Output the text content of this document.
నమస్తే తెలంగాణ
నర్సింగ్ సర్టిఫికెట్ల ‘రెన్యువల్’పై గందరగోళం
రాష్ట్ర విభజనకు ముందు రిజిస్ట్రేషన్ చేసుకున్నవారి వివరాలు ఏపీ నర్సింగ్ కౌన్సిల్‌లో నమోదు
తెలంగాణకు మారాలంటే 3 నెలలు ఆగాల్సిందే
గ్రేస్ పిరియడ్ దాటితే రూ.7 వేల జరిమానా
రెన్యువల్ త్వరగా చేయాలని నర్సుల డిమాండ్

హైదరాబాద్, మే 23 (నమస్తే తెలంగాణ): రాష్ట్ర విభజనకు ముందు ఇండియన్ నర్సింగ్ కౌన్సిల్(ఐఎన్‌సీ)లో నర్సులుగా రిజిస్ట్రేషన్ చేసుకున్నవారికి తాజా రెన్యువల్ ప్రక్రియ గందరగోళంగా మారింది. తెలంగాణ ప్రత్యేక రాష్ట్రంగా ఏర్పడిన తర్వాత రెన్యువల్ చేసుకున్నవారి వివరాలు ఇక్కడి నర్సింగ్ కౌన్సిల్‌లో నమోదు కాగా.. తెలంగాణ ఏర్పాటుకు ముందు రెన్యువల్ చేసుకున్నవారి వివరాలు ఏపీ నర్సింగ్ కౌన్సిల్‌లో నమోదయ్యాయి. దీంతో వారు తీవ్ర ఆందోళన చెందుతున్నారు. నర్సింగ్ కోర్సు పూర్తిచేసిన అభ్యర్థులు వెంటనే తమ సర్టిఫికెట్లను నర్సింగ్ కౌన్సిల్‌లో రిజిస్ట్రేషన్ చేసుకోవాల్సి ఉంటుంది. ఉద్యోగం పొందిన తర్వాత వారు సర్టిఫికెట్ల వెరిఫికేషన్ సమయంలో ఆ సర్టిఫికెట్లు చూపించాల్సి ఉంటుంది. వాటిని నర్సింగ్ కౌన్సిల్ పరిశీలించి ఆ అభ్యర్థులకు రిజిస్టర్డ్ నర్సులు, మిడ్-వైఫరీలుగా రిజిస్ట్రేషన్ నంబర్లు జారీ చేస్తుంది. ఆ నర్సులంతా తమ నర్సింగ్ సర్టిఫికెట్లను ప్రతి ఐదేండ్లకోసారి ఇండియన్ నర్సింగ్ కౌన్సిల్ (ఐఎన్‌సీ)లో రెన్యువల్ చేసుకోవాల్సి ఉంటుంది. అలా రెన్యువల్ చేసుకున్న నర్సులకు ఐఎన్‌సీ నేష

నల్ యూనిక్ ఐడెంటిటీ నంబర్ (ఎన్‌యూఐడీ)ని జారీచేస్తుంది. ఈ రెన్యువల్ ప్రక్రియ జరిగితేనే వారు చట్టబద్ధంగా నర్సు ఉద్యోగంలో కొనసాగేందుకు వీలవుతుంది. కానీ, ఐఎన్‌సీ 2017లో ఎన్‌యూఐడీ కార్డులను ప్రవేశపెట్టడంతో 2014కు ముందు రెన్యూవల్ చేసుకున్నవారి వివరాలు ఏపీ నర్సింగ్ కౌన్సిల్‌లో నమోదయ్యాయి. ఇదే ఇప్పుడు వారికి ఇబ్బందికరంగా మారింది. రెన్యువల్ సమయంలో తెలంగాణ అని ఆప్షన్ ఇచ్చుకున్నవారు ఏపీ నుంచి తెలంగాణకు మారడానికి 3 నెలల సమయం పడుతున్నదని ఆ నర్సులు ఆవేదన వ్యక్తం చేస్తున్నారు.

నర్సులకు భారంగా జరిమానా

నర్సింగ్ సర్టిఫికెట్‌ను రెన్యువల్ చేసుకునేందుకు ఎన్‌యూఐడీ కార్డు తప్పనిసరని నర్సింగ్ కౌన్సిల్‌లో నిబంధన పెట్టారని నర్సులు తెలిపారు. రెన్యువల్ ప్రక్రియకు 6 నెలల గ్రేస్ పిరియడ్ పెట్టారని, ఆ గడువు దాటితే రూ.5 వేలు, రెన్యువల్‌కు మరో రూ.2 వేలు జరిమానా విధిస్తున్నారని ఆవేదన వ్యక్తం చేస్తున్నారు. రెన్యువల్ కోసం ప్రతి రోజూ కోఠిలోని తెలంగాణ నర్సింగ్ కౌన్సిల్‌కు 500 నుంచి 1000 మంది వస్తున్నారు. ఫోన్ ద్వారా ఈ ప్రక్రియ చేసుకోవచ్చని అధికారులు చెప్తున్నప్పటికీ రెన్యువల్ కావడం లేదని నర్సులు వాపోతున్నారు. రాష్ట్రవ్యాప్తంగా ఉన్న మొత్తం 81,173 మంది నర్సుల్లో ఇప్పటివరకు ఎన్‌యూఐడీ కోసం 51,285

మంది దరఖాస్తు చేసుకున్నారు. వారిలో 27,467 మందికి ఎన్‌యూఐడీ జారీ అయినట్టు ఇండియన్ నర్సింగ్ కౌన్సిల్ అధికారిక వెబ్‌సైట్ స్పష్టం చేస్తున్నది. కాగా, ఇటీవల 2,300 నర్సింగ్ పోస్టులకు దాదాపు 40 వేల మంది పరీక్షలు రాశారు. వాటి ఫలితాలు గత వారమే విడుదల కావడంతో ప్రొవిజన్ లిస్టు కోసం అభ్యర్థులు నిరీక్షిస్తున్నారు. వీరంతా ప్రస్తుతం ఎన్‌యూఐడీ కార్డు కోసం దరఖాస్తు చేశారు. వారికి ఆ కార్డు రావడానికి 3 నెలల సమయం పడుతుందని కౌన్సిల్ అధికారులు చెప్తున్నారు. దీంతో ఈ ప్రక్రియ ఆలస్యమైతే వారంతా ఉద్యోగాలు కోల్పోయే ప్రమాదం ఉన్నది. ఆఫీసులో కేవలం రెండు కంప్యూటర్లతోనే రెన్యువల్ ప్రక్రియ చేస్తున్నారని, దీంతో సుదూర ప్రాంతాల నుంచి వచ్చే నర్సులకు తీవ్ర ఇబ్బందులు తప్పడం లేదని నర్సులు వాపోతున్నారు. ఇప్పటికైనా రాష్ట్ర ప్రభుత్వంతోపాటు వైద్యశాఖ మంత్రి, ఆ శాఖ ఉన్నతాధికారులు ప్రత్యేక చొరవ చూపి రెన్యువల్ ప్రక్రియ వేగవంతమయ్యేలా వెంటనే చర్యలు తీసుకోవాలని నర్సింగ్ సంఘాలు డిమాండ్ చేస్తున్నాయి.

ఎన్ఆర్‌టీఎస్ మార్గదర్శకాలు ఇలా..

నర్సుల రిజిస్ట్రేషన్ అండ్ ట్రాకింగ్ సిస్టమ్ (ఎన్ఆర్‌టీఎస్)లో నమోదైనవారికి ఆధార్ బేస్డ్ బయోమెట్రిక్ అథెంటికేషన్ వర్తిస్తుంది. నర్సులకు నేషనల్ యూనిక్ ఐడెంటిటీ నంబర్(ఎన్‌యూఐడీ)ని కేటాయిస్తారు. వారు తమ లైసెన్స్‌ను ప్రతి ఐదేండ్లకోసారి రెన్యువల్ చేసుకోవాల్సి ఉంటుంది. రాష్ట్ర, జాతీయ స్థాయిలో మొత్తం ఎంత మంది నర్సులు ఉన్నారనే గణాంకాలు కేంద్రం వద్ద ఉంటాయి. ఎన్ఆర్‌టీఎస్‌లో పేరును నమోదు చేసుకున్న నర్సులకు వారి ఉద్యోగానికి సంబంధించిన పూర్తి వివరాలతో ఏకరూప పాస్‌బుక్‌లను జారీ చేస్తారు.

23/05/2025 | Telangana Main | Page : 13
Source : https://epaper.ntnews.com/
_ _ _ _
Requirements: Write the material out exactly, with nothing left out.

Answer in full:
Output the text content of this document.
నమస్తే తెలంగాణ
నర్సింగ్ సర్టిఫికెట్ల ‘రెన్యువల్’పై గందరగోళం
రాష్ట్ర విభజనకు ముందు రిజిస్ట్రేషన్ చేసుకున్నవారి వివరాలు ఏపీ నర్సింగ్ కౌన్సిల్‌లో నమోదు
తెలంగాణకు మారాలంటే 3 నెలలు ఆగాల్సిందే
గ్రేస్ పిరియడ్ దాటితే రూ.7 వేల జరిమానా
రెన్యువల్ త్వరగా చేయాలని నర్సుల డిమాండ్

హైదరాబాద్, మే 23 (నమస్తే తెలంగాణ): రాష్ట్ర విభజనకు ముందు ఇండియన్ నర్సింగ్ కౌన్సిల్(ఐఎన్‌సీ)లో నర్సులుగా రిజిస్ట్రేషన్ చేసుకున్నవారికి తాజా రెన్యువల్ ప్రక్రియ గందరగోళంగా మారింది. తెలంగాణ ప్రత్యేక రాష్ట్రంగా ఏర్పడిన తర్వాత రెన్యువల్ చేసుకున్నవారి వివరాలు ఇక్కడి నర్సింగ్ కౌన్సిల్‌లో నమోదు కాగా.. తెలంగాణ ఏర్పాటుకు ముందు రెన్యువల్ చేసుకున్నవారి వివరాలు ఏపీ నర్సింగ్ కౌన్సిల్‌లో నమోదయ్యాయి. దీంతో వారు తీవ్ర ఆందోళన చెందుతున్నారు. నర్సింగ్ కోర్సు పూర్తిచేసిన అభ్యర్థులు వెంటనే తమ సర్టిఫికెట్లను నర్సింగ్ కౌన్సిల్‌లో రిజిస్ట్రేషన్ చేసుకోవాల్సి ఉంటుంది. ఉద్యోగం పొందిన తర్వాత వారు సర్టిఫికెట్ల వెరిఫికేషన్ సమయంలో ఆ సర్టిఫికెట్లు చూపించాల్సి ఉంటుంది. వాటిని నర్సింగ్ కౌన్సిల్ పరిశీలించి ఆ అభ్యర్థులకు రిజిస్టర్డ్ నర్సులు, మిడ్-వైఫరీలుగా రిజిస్ట్రేషన్ నంబర్లు జారీ చేస్తుంది. ఆ నర్సులంతా తమ నర్సింగ్ సర్టిఫికెట్లను ప్రతి ఐదేండ్లకోసారి ఇండియన్ నర్సింగ్ కౌన్సిల్ (ఐఎన్‌సీ)లో రెన్యువల్ చేసుకోవాల్సి ఉంటుంది. అలా రెన్యువల్ చేసుకున్న నర్సులకు ఐఎన్‌సీ నేష

నల్ యూనిక్ ఐడెంటిటీ నంబర్ (ఎన్‌యూఐడీ)ని జారీచేస్తుంది. ఈ రెన్యువల్ ప్రక్రియ జరిగితేనే వారు చట్టబద్ధంగా నర్సు ఉద్యోగంలో కొనసాగేందుకు వీలవుతుంది. కానీ, ఐఎన్‌సీ 2017లో ఎన్‌యూఐడీ కార్డులను ప్రవేశపెట్టడంతో 2014కు ముందు రెన్యూవల్ చేసుకున్నవారి వివరాలు ఏపీ నర్సింగ్ కౌన్సిల్‌లో నమోదయ్యాయి. ఇదే ఇప్పుడు వారికి ఇబ్బందికరంగా మారింది. రెన్యువల్ సమయంలో తెలంగాణ అని ఆప్షన్ ఇచ్చుకున్నవారు ఏపీ నుంచి తెలంగాణకు మారడానికి 3 నెలల సమయం పడుతున్నదని ఆ నర్సులు ఆవేదన వ్యక్తం చేస్తున్నారు.

నర్సులకు భారంగా జరిమానా

నర్సింగ్ సర్టిఫికెట్‌ను రెన్యువల్ చేసుకునేందుకు ఎన్‌యూఐడీ కార్డు తప్పనిసరని నర్సింగ్ కౌన్సిల్‌లో నిబంధన పెట్టారని నర్సులు తెలిపారు. రెన్యువల్ ప్రక్రియకు 6 నెలల గ్రేస్ పిరియడ్ పెట్టారని, ఆ గడువు దాటితే రూ.5 వేలు, రెన్యువల్‌కు మరో రూ.2 వేలు జరిమానా విధిస్తున్నారని ఆవేదన వ్యక్తం చేస్తున్నారు. రెన్యువల్ కోసం ప్రతి రోజూ కోఠిలోని తెలంగాణ నర్సింగ్ కౌన్సిల్‌కు 500 నుంచి 1000 మంది వస్తున్నారు. ఫోన్ ద్వారా ఈ ప్రక్రియ చేసుకోవచ్చని అధికారులు చెప్తున్నప్పటికీ రెన్యువల్ కావడం లేదని నర్సులు వాపోతున్నారు. రాష్ట్రవ్యాప్తంగా ఉన్న మొత్తం 81,173 మంది నర్సుల్లో ఇప్పటివరకు ఎన్‌యూఐడీ కోసం 51,285

మంది దరఖాస్తు చేసుకున్నారు. వారిలో 27,467 మందికి ఎన్‌యూఐడీ జారీ అయినట్టు ఇండియన్ నర్సింగ్ కౌన్సిల్ అధికారిక వెబ్‌సైట్ స్పష్టం చేస్తున్నది. కాగా, ఇటీవల 2,300 నర్సింగ్ పోస్టులకు దాదాపు 40 వేల మంది పరీక్షలు రాశారు. వాటి ఫలితాలు గత వారమే విడుదల కావడంతో ప్రొవిజన్ లిస్టు కోసం అభ్యర్థులు నిరీక్షిస్తున్నారు. వీరంతా ప్రస్తుతం ఎన్‌యూఐడీ కార్డు కోసం దరఖాస్తు చేశారు. వారికి ఆ కార్డు రావడానికి 3 నెలల సమయం పడుతుందని కౌన్సిల్ అధికారులు చెప్తున్నారు. దీంతో ఈ ప్రక్రియ ఆలస్యమైతే వారంతా ఉద్యోగాలు కోల్పోయే ప్రమాదం ఉన్నది. ఆఫీసులో కేవలం రెండు కంప్యూటర్లతోనే రెన్యువల్ ప్రక్రియ చేస్తున్నారని, దీంతో సుదూర ప్రాంతాల నుంచి వచ్చే నర్సులకు తీవ్ర ఇబ్బందులు తప్పడం లేదని నర్సులు వాపోతున్నారు. ఇప్పటికైనా రాష్ట్ర ప్రభుత్వంతోపాటు వైద్యశాఖ మంత్రి, ఆ శాఖ ఉన్నతాధికారులు ప్రత్యేక చొరవ చూపి రెన్యువల్ ప్రక్రియ వేగవంతమయ్యేలా వెంటనే చర్యలు తీసుకోవాలని నర్సింగ్ సంఘాలు డిమాండ్ చేస్తున్నాయి.

ఎన్ఆర్‌టీఎస్ మార్గదర్శకాలు ఇలా..

నర్సుల రిజిస్ట్రేషన్ అండ్ ట్రాకింగ్ సిస్టమ్ (ఎన్ఆర్‌టీఎస్)లో నమోదైనవారికి ఆధార్ బేస్డ్ బయోమెట్రిక్ అథెంటికేషన్ వర్తిస్తుంది. నర్సులకు నేషనల్ యూనిక్ ఐడెంటిటీ నంబర్(ఎన్‌యూఐడీ)ని కేటాయిస్తారు. వారు తమ లైసెన్స్‌ను ప్రతి ఐదేండ్లకోసారి రెన్యువల్ చేసుకోవాల్సి ఉంటుంది. రాష్ట్ర, జాతీయ స్థాయిలో మొత్తం ఎంత మంది నర్సులు ఉన్నారనే గణాంకాలు కేంద్రం వద్ద ఉంటాయి. ఎన్ఆర్‌టీఎస్‌లో పేరును నమోదు చేసుకున్న నర్సులకు వారి ఉద్యోగానికి సంబంధించిన పూర్తి వివరాలతో ఏకరూప పాస్‌బుక్‌లను జారీ చేస్తారు.

23/05/2025 | Telangana Main | Page : 13
Source : https://epaper.ntnews.com/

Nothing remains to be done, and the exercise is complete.